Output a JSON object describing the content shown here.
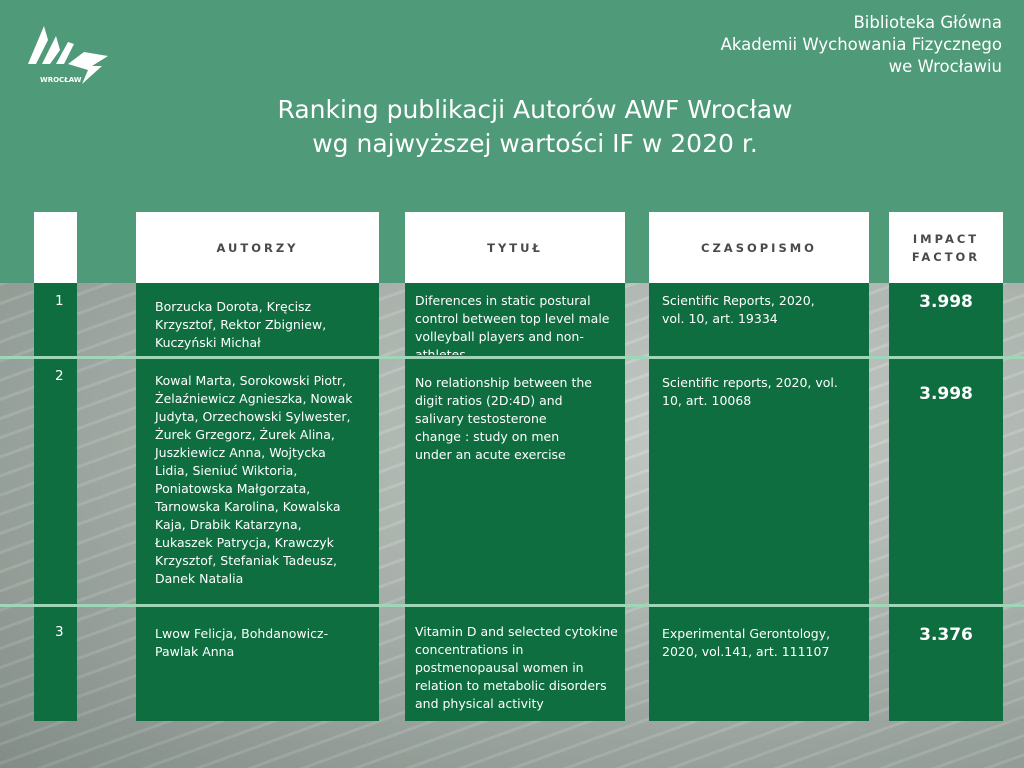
{
  "library": {
    "line1": "Biblioteka Główna",
    "line2": "Akademii Wychowania Fizycznego",
    "line3": "we Wrocławiu"
  },
  "logo": {
    "icon": "awf-logo-icon",
    "text": "WROCŁAW"
  },
  "title": {
    "line1": "Ranking publikacji Autorów AWF Wrocław",
    "line2": "wg najwyższej wartości IF w 2020 r."
  },
  "headers": {
    "authors": "AUTORZY",
    "title": "TYTUŁ",
    "journal": "CZASOPISMO",
    "if_line1": "IMPACT",
    "if_line2": "FACTOR"
  },
  "rows": [
    {
      "num": "1",
      "authors": "Borzucka Dorota, Kręcisz Krzysztof, Rektor Zbigniew, Kuczyński Michał",
      "title": "Diferences in static postural control between top level male volleyball players and non-athletes",
      "journal": "Scientific Reports, 2020, vol. 10, art. 19334",
      "if": "3.998"
    },
    {
      "num": "2",
      "authors": "Kowal Marta, Sorokowski Piotr, Żelaźniewicz Agnieszka, Nowak Judyta, Orzechowski Sylwester, Żurek Grzegorz, Żurek Alina, Juszkiewicz Anna, Wojtycka Lidia, Sieniuć Wiktoria, Poniatowska Małgorzata, Tarnowska Karolina, Kowalska Kaja, Drabik Katarzyna, Łukaszek Patrycja, Krawczyk Krzysztof, Stefaniak Tadeusz, Danek Natalia",
      "title": "No relationship between the digit ratios (2D:4D) and salivary testosterone change : study on men under an acute exercise",
      "journal": "Scientific reports, 2020, vol. 10, art. 10068",
      "if": "3.998"
    },
    {
      "num": "3",
      "authors": "Lwow Felicja, Bohdanowicz-Pawlak Anna",
      "title": "Vitamin D and selected cytokine concentrations in postmenopausal women in relation to metabolic disorders and physical activity",
      "journal": "Experimental Gerontology, 2020, vol.141, art. 111107",
      "if": "3.376"
    }
  ],
  "colors": {
    "band": "#4f9a78",
    "column": "#0e6e3f",
    "header_bg": "#ffffff",
    "divider": "#9fd6b8"
  }
}
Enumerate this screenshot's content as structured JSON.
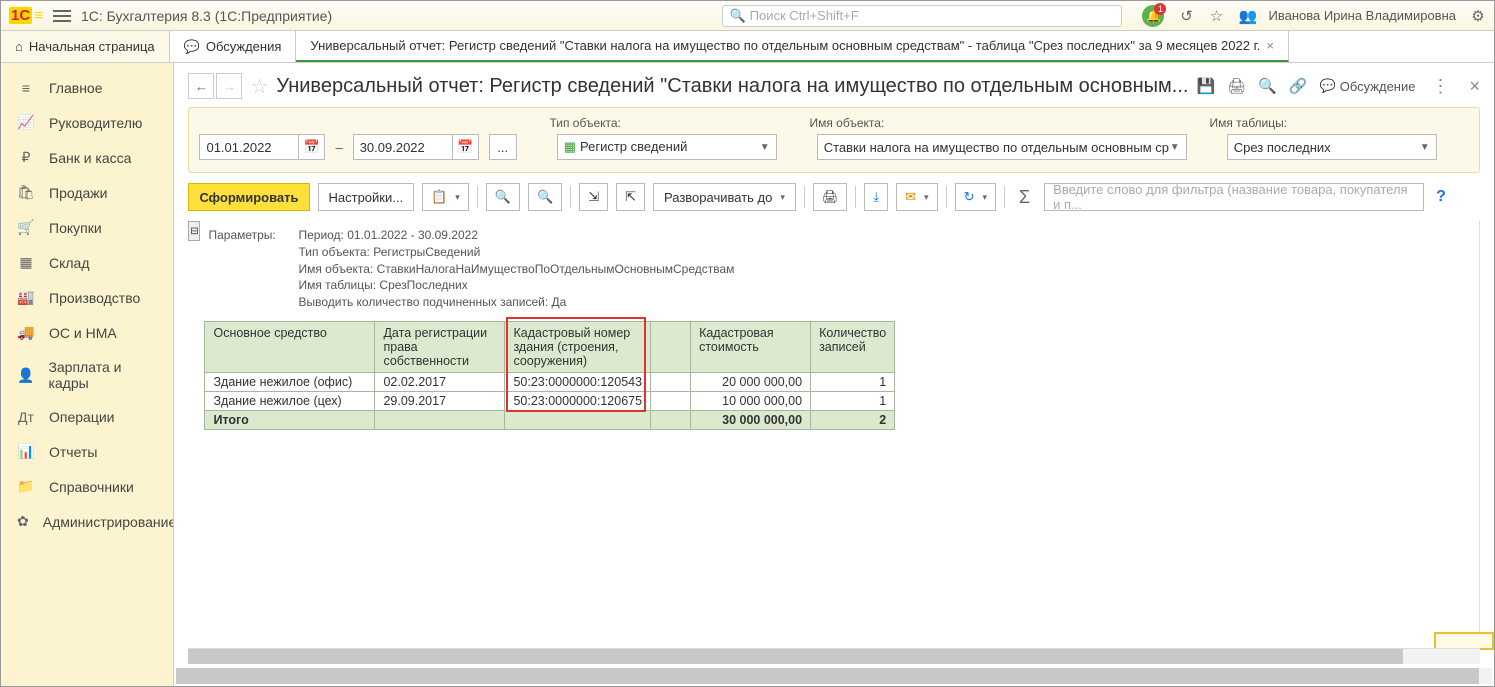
{
  "titlebar": {
    "app_title": "1С: Бухгалтерия 8.3  (1С:Предприятие)",
    "search_placeholder": "Поиск Ctrl+Shift+F",
    "bell_badge": "1",
    "user_name": "Иванова Ирина Владимировна"
  },
  "tabs": {
    "home": "Начальная страница",
    "discuss": "Обсуждения",
    "active": "Универсальный отчет: Регистр сведений \"Ставки налога на имущество по отдельным основным средствам\" - таблица \"Срез последних\" за 9 месяцев 2022 г."
  },
  "sidebar": [
    {
      "icon": "≡",
      "label": "Главное"
    },
    {
      "icon": "📈",
      "label": "Руководителю"
    },
    {
      "icon": "₽",
      "label": "Банк и касса"
    },
    {
      "icon": "🛍",
      "label": "Продажи"
    },
    {
      "icon": "🛒",
      "label": "Покупки"
    },
    {
      "icon": "▦",
      "label": "Склад"
    },
    {
      "icon": "🏭",
      "label": "Производство"
    },
    {
      "icon": "🚚",
      "label": "ОС и НМА"
    },
    {
      "icon": "👤",
      "label": "Зарплата и кадры"
    },
    {
      "icon": "Дт",
      "label": "Операции"
    },
    {
      "icon": "📊",
      "label": "Отчеты"
    },
    {
      "icon": "📁",
      "label": "Справочники"
    },
    {
      "icon": "✿",
      "label": "Администрирование"
    }
  ],
  "header": {
    "title": "Универсальный отчет: Регистр сведений \"Ставки налога на имущество по отдельным основным...",
    "discuss": "Обсуждение"
  },
  "filter": {
    "lbl_type": "Тип объекта:",
    "lbl_obj": "Имя объекта:",
    "lbl_tbl": "Имя таблицы:",
    "date_from": "01.01.2022",
    "date_to": "30.09.2022",
    "dash": "–",
    "dots": "...",
    "type_value": "Регистр сведений",
    "obj_value": "Ставки налога на имущество по отдельным основным ср",
    "tbl_value": "Срез последних"
  },
  "toolbar": {
    "form": "Сформировать",
    "settings": "Настройки...",
    "expand": "Разворачивать до",
    "filter_placeholder": "Введите слово для фильтра (название товара, покупателя и п...",
    "sigma": "Σ"
  },
  "params": {
    "label": "Параметры:",
    "period": "Период: 01.01.2022 - 30.09.2022",
    "type": "Тип объекта: РегистрыСведений",
    "obj": "Имя объекта: СтавкиНалогаНаИмуществоПоОтдельнымОсновнымСредствам",
    "tbl": "Имя таблицы: СрезПоследних",
    "count": "Выводить количество подчиненных записей: Да"
  },
  "table": {
    "headers": {
      "os": "Основное средство",
      "date": "Дата регистрации права собственности",
      "kad": "Кадастровый номер здания (строения, сооружения)",
      "empty": "",
      "cost": "Кадастровая стоимость",
      "cnt": "Количество записей"
    },
    "rows": [
      {
        "os": "Здание нежилое (офис)",
        "date": "02.02.2017",
        "kad": "50:23:0000000:120543",
        "cost": "20 000 000,00",
        "cnt": "1"
      },
      {
        "os": "Здание нежилое (цех)",
        "date": "29.09.2017",
        "kad": "50:23:0000000:120675",
        "cost": "10 000 000,00",
        "cnt": "1"
      }
    ],
    "total": {
      "label": "Итого",
      "cost": "30 000 000,00",
      "cnt": "2"
    }
  }
}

***

Task requirements: Filter the data for the string "объекта" and copy every line that has it.

Written solution:
    "lbl_type": "Тип объекта:",
    "lbl_obj": "Имя объекта:",
    "type": "Тип объекта: РегистрыСведений",
    "obj": "Имя объекта: СтавкиНалогаНаИмуществоПоОтдельнымОсновнымСредствам",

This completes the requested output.